■ **Dataset extract**

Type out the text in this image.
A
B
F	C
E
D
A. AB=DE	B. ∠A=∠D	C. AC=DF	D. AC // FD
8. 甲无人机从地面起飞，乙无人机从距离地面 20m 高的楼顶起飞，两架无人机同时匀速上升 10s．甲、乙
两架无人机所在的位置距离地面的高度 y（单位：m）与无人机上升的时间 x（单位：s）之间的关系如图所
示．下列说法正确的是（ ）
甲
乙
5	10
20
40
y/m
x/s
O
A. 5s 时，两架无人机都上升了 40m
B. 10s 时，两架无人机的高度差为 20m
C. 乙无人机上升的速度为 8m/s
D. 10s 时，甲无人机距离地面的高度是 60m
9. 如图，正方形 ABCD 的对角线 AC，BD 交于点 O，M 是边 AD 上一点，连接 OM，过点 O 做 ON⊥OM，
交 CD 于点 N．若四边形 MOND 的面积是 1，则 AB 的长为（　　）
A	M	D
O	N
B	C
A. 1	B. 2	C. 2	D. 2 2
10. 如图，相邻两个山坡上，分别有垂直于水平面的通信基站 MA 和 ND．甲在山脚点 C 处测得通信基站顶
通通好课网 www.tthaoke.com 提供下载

...

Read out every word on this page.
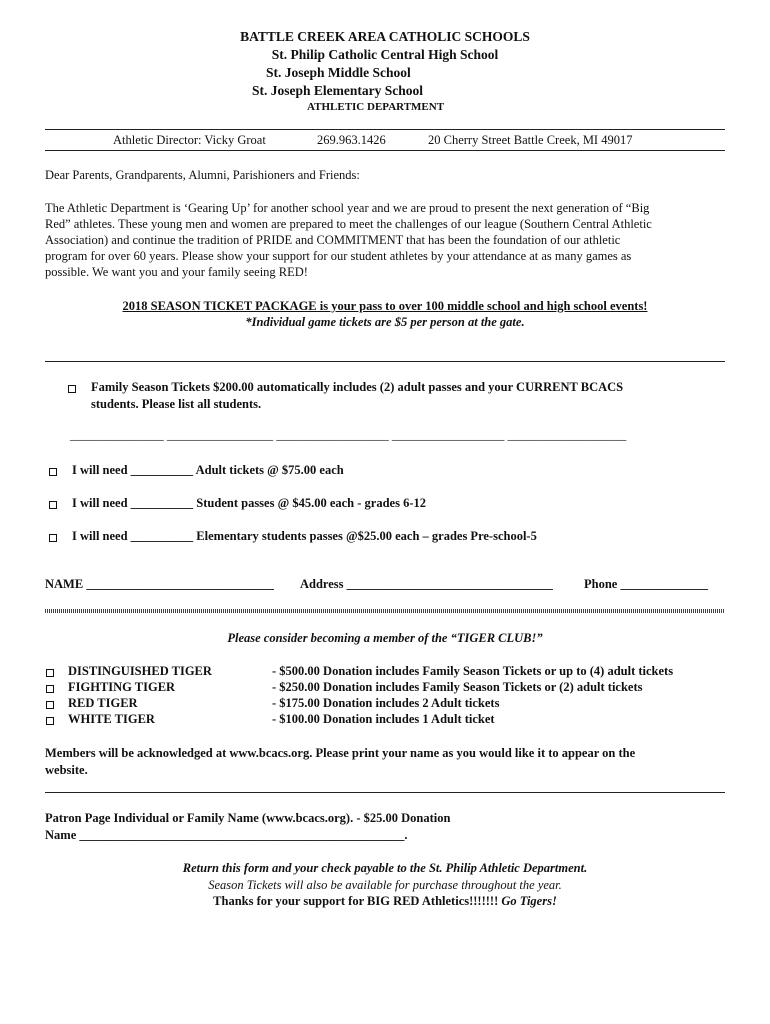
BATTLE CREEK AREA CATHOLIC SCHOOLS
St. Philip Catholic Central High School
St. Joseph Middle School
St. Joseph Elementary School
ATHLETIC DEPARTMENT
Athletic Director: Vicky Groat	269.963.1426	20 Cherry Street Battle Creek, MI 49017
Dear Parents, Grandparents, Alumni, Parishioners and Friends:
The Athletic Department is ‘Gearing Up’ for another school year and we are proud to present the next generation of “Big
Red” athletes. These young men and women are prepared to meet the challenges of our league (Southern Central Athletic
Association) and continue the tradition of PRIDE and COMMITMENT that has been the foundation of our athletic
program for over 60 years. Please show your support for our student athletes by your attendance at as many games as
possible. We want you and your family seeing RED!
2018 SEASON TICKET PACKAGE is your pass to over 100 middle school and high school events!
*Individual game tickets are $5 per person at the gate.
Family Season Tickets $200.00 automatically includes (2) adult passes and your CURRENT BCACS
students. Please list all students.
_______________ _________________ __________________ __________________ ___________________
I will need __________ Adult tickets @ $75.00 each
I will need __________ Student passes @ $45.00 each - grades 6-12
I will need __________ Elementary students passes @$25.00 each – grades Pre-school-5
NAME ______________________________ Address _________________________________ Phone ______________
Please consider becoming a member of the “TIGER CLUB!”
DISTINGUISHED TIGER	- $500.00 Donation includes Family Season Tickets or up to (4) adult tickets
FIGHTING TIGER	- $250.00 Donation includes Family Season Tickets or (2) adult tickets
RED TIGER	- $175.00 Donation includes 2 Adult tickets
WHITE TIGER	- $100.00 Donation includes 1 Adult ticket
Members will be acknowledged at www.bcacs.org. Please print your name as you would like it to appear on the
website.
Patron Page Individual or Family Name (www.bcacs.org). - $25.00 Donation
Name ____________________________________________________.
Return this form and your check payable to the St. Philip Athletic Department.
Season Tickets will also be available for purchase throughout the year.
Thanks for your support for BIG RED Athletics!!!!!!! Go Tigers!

■ **What to produce**
Count the lines in the records above that contain the word "support", and give only the number.

■ **Written answer**
2